▸ WRITTEN TASK:
Give again, word for word, only the lines from the one containing "Read this page and output its text content." through the final line.

============

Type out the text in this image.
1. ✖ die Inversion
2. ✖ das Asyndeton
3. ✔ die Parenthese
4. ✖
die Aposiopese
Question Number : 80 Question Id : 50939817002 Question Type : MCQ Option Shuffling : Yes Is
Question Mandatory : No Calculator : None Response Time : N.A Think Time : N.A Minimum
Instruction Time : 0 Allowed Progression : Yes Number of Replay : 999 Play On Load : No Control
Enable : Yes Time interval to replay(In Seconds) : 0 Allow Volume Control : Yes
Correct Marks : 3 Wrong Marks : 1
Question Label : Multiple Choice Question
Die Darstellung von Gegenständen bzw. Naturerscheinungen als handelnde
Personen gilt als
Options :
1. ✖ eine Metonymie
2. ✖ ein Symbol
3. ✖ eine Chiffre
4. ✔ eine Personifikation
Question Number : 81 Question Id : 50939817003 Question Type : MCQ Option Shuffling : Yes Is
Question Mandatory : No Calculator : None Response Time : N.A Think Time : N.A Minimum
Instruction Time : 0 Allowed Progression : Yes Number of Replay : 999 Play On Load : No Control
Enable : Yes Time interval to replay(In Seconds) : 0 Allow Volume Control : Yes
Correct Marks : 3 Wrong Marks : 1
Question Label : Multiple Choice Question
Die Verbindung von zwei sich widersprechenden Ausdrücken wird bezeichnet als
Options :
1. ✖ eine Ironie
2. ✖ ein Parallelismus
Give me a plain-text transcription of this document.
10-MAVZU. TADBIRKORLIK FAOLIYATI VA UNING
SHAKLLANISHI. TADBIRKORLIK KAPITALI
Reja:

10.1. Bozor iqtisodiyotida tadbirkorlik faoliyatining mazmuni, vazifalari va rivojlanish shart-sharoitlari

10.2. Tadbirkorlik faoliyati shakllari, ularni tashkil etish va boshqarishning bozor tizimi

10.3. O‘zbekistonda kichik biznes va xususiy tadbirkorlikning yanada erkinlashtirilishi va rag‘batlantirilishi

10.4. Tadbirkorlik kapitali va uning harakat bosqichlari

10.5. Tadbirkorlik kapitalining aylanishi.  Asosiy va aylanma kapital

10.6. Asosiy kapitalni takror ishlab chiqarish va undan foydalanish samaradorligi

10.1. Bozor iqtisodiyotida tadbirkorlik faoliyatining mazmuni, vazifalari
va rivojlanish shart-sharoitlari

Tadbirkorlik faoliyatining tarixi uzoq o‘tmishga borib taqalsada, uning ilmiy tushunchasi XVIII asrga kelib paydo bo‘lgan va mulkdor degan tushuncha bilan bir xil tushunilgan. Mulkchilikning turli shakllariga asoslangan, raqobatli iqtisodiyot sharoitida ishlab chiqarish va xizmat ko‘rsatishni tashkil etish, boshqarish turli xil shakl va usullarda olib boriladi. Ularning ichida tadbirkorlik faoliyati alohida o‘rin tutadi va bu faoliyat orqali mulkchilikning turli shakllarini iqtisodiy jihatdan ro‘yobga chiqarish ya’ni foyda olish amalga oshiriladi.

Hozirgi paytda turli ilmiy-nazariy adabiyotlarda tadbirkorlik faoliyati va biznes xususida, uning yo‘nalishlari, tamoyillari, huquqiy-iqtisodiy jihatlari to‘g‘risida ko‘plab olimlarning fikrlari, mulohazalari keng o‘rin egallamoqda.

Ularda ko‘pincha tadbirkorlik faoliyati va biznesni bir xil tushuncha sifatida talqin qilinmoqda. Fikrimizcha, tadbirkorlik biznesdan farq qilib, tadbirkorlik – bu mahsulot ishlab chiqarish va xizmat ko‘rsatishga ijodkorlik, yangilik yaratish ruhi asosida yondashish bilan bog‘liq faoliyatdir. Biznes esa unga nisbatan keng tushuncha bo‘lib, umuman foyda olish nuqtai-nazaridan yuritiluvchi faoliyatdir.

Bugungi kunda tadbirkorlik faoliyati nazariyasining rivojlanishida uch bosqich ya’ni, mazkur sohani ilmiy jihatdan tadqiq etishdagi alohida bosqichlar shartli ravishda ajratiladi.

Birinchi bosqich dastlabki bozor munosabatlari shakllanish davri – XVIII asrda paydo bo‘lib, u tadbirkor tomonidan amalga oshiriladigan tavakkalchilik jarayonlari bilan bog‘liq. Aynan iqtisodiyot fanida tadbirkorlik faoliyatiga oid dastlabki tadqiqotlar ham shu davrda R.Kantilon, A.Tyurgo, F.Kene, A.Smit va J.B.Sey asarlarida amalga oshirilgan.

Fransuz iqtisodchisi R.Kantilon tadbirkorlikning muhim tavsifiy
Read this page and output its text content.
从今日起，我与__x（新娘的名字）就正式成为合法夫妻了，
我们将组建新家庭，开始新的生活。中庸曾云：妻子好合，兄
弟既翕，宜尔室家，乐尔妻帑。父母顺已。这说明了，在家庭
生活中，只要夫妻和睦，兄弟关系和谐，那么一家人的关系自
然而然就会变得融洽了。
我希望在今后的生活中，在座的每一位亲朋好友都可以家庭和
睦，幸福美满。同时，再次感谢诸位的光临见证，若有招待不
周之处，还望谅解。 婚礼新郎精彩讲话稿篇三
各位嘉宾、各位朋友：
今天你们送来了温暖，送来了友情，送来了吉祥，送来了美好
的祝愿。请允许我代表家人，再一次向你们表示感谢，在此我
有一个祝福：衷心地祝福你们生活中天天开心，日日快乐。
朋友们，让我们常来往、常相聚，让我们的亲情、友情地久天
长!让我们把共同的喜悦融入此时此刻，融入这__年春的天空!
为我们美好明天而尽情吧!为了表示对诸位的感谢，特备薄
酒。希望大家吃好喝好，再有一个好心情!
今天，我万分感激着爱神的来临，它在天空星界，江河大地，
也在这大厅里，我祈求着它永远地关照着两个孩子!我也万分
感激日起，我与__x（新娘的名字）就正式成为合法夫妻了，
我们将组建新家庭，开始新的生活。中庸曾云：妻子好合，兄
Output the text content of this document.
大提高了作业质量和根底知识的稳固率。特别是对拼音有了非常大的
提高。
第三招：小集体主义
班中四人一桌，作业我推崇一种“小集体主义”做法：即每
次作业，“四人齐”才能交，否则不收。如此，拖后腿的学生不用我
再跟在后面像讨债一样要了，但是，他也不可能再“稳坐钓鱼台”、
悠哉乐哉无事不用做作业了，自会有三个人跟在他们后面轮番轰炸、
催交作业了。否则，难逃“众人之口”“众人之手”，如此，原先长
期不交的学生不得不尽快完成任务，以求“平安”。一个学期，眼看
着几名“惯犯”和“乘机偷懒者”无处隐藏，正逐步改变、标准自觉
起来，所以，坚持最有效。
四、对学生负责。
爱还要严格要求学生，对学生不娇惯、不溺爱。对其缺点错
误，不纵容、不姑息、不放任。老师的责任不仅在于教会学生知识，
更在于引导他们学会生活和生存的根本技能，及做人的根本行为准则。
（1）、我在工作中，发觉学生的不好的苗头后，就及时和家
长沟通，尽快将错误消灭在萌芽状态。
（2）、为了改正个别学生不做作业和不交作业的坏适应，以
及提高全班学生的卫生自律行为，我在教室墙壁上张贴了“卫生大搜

============

▸ ANSWER FOR THIS EXERCISE:
Read this page and output its text content.
从今日起，我与__x（新娘的名字）就正式成为合法夫妻了，
我们将组建新家庭，开始新的生活。中庸曾云：妻子好合，兄
弟既翕，宜尔室家，乐尔妻帑。父母顺已。这说明了，在家庭
生活中，只要夫妻和睦，兄弟关系和谐，那么一家人的关系自
然而然就会变得融洽了。
我希望在今后的生活中，在座的每一位亲朋好友都可以家庭和
睦，幸福美满。同时，再次感谢诸位的光临见证，若有招待不
周之处，还望谅解。 婚礼新郎精彩讲话稿篇三
各位嘉宾、各位朋友：
今天你们送来了温暖，送来了友情，送来了吉祥，送来了美好
的祝愿。请允许我代表家人，再一次向你们表示感谢，在此我
有一个祝福：衷心地祝福你们生活中天天开心，日日快乐。
朋友们，让我们常来往、常相聚，让我们的亲情、友情地久天
长!让我们把共同的喜悦融入此时此刻，融入这__年春的天空!
为我们美好明天而尽情吧!为了表示对诸位的感谢，特备薄
酒。希望大家吃好喝好，再有一个好心情!
今天，我万分感激着爱神的来临，它在天空星界，江河大地，
也在这大厅里，我祈求着它永远地关照着两个孩子!我也万分
感激日起，我与__x（新娘的名字）就正式成为合法夫妻了，
我们将组建新家庭，开始新的生活。中庸曾云：妻子好合，兄
Output the text content of this document.
大提高了作业质量和根底知识的稳固率。特别是对拼音有了非常大的
提高。
第三招：小集体主义
班中四人一桌，作业我推崇一种“小集体主义”做法：即每
次作业，“四人齐”才能交，否则不收。如此，拖后腿的学生不用我
再跟在后面像讨债一样要了，但是，他也不可能再“稳坐钓鱼台”、
悠哉乐哉无事不用做作业了，自会有三个人跟在他们后面轮番轰炸、
催交作业了。否则，难逃“众人之口”“众人之手”，如此，原先长
期不交的学生不得不尽快完成任务，以求“平安”。一个学期，眼看
着几名“惯犯”和“乘机偷懒者”无处隐藏，正逐步改变、标准自觉
起来，所以，坚持最有效。
四、对学生负责。
爱还要严格要求学生，对学生不娇惯、不溺爱。对其缺点错
误，不纵容、不姑息、不放任。老师的责任不仅在于教会学生知识，
更在于引导他们学会生活和生存的根本技能，及做人的根本行为准则。
（1）、我在工作中，发觉学生的不好的苗头后，就及时和家
长沟通，尽快将错误消灭在萌芽状态。
（2）、为了改正个别学生不做作业和不交作业的坏适应，以
及提高全班学生的卫生自律行为，我在教室墙壁上张贴了“卫生大搜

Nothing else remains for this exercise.